(Stored items from a collection)
* * * * * * * * *

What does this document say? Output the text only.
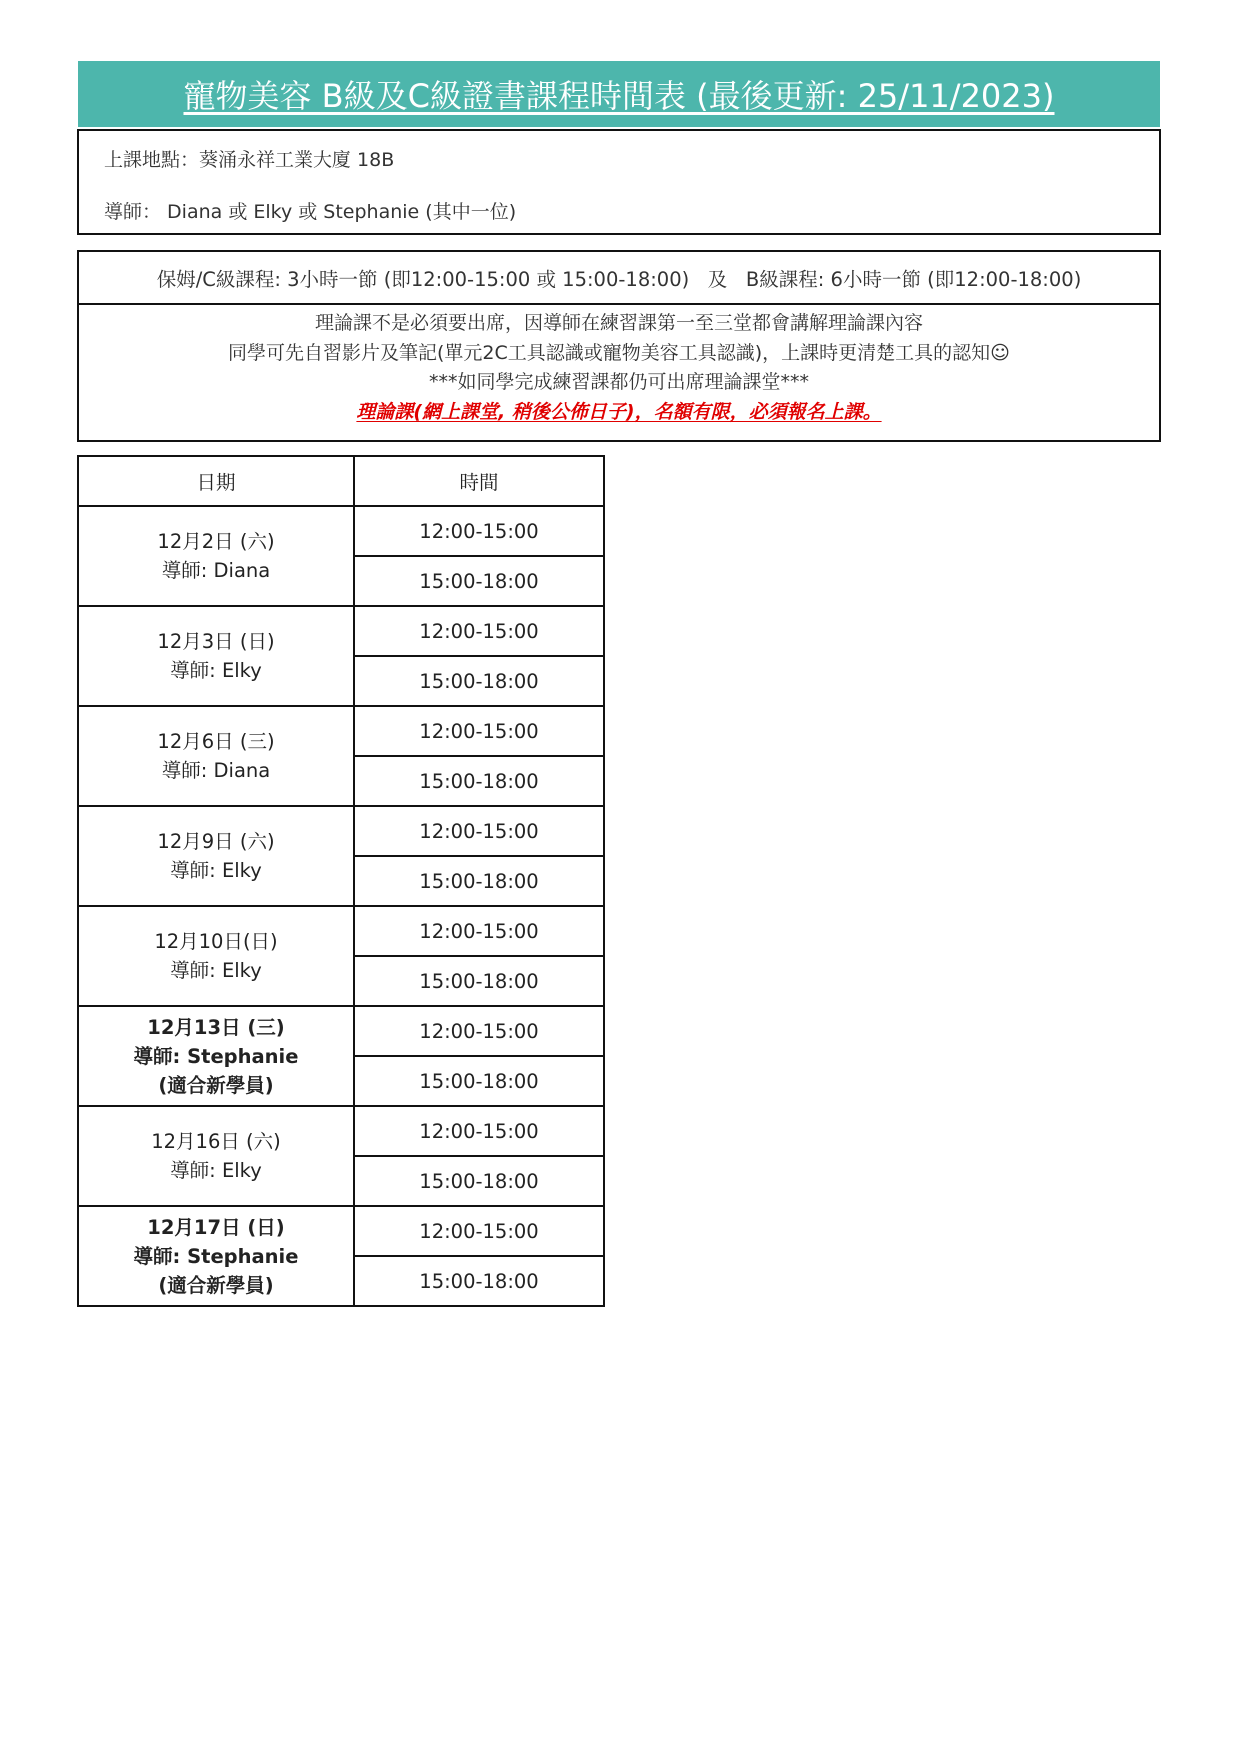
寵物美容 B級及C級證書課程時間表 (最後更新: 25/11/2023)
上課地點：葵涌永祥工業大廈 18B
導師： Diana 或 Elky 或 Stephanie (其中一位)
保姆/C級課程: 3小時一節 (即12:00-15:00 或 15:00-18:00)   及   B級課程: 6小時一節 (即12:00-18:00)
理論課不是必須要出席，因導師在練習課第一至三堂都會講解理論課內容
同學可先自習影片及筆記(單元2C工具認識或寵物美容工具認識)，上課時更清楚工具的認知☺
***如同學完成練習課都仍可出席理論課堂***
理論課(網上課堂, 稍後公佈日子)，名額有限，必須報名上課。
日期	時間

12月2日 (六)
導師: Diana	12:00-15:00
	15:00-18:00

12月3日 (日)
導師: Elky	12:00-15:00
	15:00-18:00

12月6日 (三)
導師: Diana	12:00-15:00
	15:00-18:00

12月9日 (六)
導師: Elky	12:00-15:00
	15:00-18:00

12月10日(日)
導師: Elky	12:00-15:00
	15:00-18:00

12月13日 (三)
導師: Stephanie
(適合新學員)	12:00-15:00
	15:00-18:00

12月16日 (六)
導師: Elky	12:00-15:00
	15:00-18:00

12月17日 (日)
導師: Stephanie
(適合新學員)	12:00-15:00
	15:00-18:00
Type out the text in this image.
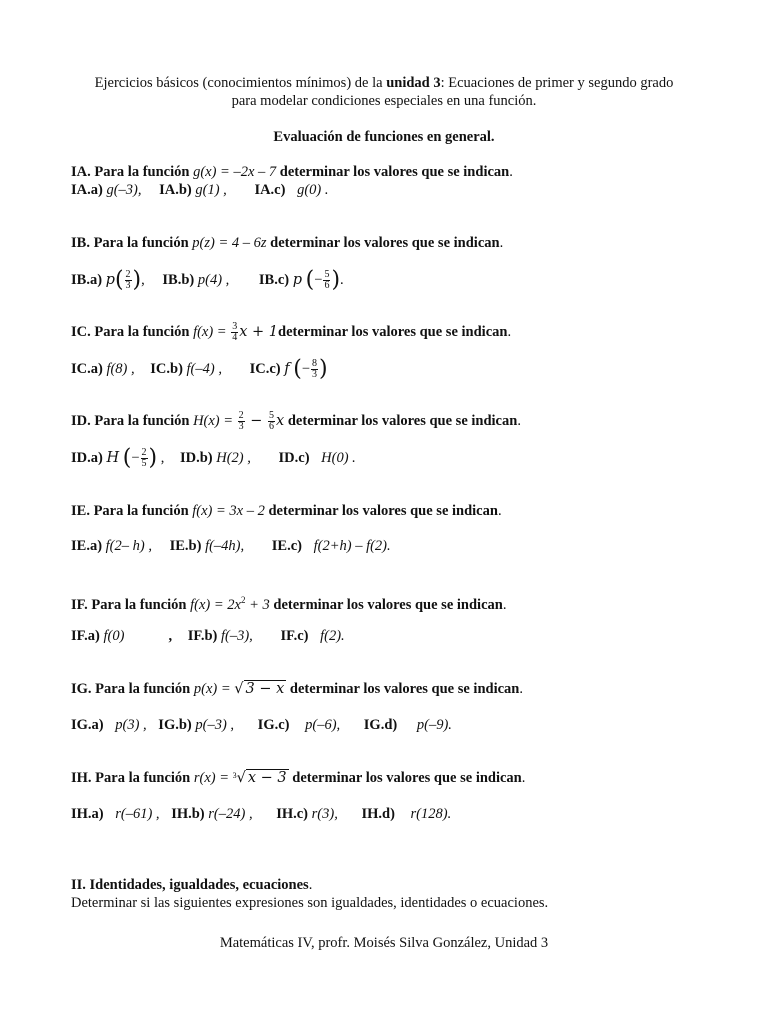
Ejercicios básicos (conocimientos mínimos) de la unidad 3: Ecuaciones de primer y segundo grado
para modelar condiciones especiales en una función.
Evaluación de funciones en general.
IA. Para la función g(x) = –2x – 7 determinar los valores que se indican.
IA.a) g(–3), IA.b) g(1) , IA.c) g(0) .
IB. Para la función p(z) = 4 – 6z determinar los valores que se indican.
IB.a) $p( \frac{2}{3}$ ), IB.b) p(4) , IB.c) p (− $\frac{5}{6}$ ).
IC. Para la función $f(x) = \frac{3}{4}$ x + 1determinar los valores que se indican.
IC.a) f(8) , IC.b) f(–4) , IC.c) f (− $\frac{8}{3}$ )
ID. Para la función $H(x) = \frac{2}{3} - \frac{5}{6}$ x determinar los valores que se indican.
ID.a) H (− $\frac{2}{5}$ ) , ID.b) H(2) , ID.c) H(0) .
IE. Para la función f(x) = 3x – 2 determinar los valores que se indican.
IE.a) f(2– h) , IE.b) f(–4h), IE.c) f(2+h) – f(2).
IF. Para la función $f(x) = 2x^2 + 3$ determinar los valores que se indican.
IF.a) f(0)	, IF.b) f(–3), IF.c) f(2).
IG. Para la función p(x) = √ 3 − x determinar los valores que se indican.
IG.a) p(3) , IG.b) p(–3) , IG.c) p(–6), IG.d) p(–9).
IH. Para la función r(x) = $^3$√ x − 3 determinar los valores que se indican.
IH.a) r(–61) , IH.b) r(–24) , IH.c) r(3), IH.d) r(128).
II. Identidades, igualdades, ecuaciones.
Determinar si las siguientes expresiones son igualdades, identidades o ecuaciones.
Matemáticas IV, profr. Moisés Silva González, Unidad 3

* * * * * * * * *

■ **What you should do**: Keep the pictures out and write out the records exactly.

■ **Finished task**:
What does this document say? Output the text only.
寵物美容 B級及C級證書課程時間表 (最後更新: 25/11/2023)
上課地點：葵涌永祥工業大廈 18B
導師： Diana 或 Elky 或 Stephanie (其中一位)
保姆/C級課程: 3小時一節 (即12:00-15:00 或 15:00-18:00)   及   B級課程: 6小時一節 (即12:00-18:00)
理論課不是必須要出席，因導師在練習課第一至三堂都會講解理論課內容
同學可先自習影片及筆記(單元2C工具認識或寵物美容工具認識)，上課時更清楚工具的認知☺
***如同學完成練習課都仍可出席理論課堂***
理論課(網上課堂, 稍後公佈日子)，名額有限，必須報名上課。
日期	時間

12月2日 (六)
導師: Diana	12:00-15:00
	15:00-18:00

12月3日 (日)
導師: Elky	12:00-15:00
	15:00-18:00

12月6日 (三)
導師: Diana	12:00-15:00
	15:00-18:00

12月9日 (六)
導師: Elky	12:00-15:00
	15:00-18:00

12月10日(日)
導師: Elky	12:00-15:00
	15:00-18:00

12月13日 (三)
導師: Stephanie
(適合新學員)	12:00-15:00
	15:00-18:00

12月16日 (六)
導師: Elky	12:00-15:00
	15:00-18:00

12月17日 (日)
導師: Stephanie
(適合新學員)	12:00-15:00
	15:00-18:00
Type out the text in this image.
Ejercicios básicos (conocimientos mínimos) de la unidad 3: Ecuaciones de primer y segundo grado
para modelar condiciones especiales en una función.
Evaluación de funciones en general.
IA. Para la función g(x) = –2x – 7 determinar los valores que se indican.
IA.a) g(–3), IA.b) g(1) , IA.c) g(0) .
IB. Para la función p(z) = 4 – 6z determinar los valores que se indican.
IB.a) $p( \frac{2}{3}$ ), IB.b) p(4) , IB.c) p (− $\frac{5}{6}$ ).
IC. Para la función $f(x) = \frac{3}{4}$ x + 1determinar los valores que se indican.
IC.a) f(8) , IC.b) f(–4) , IC.c) f (− $\frac{8}{3}$ )
ID. Para la función $H(x) = \frac{2}{3} - \frac{5}{6}$ x determinar los valores que se indican.
ID.a) H (− $\frac{2}{5}$ ) , ID.b) H(2) , ID.c) H(0) .
IE. Para la función f(x) = 3x – 2 determinar los valores que se indican.
IE.a) f(2– h) , IE.b) f(–4h), IE.c) f(2+h) – f(2).
IF. Para la función $f(x) = 2x^2 + 3$ determinar los valores que se indican.
IF.a) f(0)	, IF.b) f(–3), IF.c) f(2).
IG. Para la función p(x) = √ 3 − x determinar los valores que se indican.
IG.a) p(3) , IG.b) p(–3) , IG.c) p(–6), IG.d) p(–9).
IH. Para la función r(x) = $^3$√ x − 3 determinar los valores que se indican.
IH.a) r(–61) , IH.b) r(–24) , IH.c) r(3), IH.d) r(128).
II. Identidades, igualdades, ecuaciones.
Determinar si las siguientes expresiones son igualdades, identidades o ecuaciones.
Matemáticas IV, profr. Moisés Silva González, Unidad 3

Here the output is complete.